** AIM **
For the data below, work out how many lines include the string "name" and report only the number.

** EXERCISE INPUTS **
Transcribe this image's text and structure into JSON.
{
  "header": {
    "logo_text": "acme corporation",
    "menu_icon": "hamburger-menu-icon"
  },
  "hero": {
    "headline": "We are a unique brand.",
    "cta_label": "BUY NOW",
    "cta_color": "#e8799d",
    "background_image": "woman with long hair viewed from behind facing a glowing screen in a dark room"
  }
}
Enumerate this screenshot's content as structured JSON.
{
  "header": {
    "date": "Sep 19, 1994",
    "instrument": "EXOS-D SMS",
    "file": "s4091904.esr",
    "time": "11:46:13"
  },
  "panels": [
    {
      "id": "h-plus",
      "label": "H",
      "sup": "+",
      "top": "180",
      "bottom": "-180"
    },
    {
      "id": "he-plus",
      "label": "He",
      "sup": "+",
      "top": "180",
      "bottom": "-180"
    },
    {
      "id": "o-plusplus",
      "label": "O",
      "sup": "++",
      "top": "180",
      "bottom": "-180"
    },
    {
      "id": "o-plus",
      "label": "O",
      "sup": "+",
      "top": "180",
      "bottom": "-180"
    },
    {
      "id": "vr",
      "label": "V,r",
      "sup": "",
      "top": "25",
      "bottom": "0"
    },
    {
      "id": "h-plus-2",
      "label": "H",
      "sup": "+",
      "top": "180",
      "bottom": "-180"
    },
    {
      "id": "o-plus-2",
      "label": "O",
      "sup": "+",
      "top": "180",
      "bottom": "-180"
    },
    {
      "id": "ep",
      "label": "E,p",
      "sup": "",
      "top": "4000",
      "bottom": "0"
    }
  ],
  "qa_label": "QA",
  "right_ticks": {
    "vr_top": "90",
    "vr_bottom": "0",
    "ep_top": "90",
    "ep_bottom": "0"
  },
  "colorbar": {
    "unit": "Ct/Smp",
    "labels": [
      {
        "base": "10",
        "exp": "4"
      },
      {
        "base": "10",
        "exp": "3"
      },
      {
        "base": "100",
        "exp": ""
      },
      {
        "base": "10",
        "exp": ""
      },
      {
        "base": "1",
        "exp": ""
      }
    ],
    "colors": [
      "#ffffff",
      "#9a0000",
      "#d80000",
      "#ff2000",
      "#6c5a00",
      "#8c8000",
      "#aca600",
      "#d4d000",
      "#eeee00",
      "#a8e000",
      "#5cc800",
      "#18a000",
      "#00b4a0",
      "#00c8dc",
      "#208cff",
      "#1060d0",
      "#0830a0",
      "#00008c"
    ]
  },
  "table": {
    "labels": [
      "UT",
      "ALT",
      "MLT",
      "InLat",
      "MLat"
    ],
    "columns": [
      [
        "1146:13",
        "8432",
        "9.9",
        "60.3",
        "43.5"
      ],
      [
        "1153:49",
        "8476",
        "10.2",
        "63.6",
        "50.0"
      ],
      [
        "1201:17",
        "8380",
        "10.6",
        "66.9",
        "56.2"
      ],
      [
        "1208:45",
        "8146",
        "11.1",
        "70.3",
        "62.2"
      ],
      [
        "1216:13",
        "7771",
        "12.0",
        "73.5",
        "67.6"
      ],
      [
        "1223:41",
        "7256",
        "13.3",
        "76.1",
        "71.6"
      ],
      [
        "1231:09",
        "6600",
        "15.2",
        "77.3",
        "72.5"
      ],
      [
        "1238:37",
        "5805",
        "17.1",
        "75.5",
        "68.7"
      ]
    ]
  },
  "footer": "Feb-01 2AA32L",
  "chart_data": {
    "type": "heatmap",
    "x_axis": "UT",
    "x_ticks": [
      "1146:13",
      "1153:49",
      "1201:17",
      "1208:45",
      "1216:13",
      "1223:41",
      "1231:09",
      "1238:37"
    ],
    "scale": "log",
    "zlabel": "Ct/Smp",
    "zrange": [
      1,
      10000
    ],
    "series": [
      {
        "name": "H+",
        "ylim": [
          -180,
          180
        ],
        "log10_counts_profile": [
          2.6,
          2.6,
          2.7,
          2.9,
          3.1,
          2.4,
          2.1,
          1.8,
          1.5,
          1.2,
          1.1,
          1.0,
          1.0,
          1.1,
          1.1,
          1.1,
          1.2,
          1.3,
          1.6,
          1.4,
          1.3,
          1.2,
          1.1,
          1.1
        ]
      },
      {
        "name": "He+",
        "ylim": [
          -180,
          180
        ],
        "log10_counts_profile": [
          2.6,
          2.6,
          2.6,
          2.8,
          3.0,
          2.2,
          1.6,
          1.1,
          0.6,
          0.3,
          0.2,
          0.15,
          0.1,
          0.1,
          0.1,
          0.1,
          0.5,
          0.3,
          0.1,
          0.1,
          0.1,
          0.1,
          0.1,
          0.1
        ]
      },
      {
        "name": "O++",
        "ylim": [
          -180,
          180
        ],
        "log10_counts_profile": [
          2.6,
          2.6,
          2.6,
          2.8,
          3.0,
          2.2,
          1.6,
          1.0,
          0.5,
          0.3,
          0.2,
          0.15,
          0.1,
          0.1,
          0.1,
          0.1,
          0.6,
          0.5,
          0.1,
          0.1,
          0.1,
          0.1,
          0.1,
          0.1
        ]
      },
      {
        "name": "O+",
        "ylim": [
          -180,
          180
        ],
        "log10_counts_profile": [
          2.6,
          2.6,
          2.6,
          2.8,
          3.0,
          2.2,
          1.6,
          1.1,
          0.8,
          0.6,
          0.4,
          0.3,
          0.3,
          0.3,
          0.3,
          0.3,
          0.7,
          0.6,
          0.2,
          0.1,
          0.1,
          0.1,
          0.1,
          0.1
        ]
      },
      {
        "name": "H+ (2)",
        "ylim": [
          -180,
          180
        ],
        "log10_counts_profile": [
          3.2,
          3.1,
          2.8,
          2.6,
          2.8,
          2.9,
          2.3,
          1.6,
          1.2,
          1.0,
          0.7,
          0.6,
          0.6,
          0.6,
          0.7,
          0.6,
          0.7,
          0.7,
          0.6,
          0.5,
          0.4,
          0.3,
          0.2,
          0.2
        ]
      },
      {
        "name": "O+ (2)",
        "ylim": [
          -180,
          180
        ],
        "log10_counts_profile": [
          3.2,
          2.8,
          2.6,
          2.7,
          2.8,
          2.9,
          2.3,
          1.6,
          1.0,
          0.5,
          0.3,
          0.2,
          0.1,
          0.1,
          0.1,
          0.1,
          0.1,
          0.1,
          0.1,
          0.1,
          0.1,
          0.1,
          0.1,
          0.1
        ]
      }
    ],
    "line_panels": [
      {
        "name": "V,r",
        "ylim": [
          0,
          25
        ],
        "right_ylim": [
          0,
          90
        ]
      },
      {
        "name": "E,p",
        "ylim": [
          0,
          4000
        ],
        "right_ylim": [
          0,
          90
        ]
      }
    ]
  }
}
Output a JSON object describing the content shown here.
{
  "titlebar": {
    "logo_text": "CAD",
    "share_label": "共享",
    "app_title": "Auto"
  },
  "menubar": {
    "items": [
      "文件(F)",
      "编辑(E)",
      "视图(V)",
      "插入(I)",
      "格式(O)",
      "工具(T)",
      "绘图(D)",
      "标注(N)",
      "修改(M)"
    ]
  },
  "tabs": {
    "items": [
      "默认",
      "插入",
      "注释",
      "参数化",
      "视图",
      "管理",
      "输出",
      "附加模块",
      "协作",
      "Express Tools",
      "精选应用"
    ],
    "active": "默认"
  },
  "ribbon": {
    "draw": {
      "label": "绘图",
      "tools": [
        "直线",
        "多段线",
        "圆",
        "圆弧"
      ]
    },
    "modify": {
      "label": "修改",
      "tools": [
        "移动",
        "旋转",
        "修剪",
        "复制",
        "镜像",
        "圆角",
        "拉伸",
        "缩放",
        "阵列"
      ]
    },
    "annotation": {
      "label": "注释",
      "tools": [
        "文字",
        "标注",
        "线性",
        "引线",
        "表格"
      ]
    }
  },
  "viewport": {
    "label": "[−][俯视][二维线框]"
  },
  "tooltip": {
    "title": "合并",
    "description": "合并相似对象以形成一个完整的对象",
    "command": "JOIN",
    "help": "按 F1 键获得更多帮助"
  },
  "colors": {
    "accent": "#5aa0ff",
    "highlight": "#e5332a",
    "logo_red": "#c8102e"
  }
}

** SOLUTION FOR THIS PROBLEM **
8